**DO THIS**
Write the records out again, keeping each line exactly as it is.

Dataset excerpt
<<<<
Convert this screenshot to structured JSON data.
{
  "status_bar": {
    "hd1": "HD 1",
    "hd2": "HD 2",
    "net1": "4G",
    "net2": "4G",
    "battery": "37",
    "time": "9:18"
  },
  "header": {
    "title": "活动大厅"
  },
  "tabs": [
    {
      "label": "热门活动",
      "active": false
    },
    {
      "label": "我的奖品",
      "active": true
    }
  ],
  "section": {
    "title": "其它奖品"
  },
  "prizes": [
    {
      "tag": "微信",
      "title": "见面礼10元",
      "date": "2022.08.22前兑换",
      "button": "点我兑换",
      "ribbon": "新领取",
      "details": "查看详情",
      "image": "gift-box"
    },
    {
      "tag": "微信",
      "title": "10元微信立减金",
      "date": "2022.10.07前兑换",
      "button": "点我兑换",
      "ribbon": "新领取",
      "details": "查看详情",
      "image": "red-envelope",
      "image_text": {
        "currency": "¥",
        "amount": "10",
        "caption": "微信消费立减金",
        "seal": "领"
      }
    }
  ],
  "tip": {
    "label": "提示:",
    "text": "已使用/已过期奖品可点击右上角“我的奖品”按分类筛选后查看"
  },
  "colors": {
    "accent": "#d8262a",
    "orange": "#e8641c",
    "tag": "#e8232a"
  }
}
>>>>
**WRITTEN SOLUTION**
Convert this screenshot to structured JSON data.
{
  "status_bar": {
    "hd1": "HD 1",
    "hd2": "HD 2",
    "net1": "4G",
    "net2": "4G",
    "battery": "37",
    "time": "9:18"
  },
  "header": {
    "title": "活动大厅"
  },
  "tabs": [
    {
      "label": "热门活动",
      "active": false
    },
    {
      "label": "我的奖品",
      "active": true
    }
  ],
  "section": {
    "title": "其它奖品"
  },
  "prizes": [
    {
      "tag": "微信",
      "title": "见面礼10元",
      "date": "2022.08.22前兑换",
      "button": "点我兑换",
      "ribbon": "新领取",
      "details": "查看详情",
      "image": "gift-box"
    },
    {
      "tag": "微信",
      "title": "10元微信立减金",
      "date": "2022.10.07前兑换",
      "button": "点我兑换",
      "ribbon": "新领取",
      "details": "查看详情",
      "image": "red-envelope",
      "image_text": {
        "currency": "¥",
        "amount": "10",
        "caption": "微信消费立减金",
        "seal": "领"
      }
    }
  ],
  "tip": {
    "label": "提示:",
    "text": "已使用/已过期奖品可点击右上角“我的奖品”按分类筛选后查看"
  },
  "colors": {
    "accent": "#d8262a",
    "orange": "#e8641c",
    "tag": "#e8232a"
  }
}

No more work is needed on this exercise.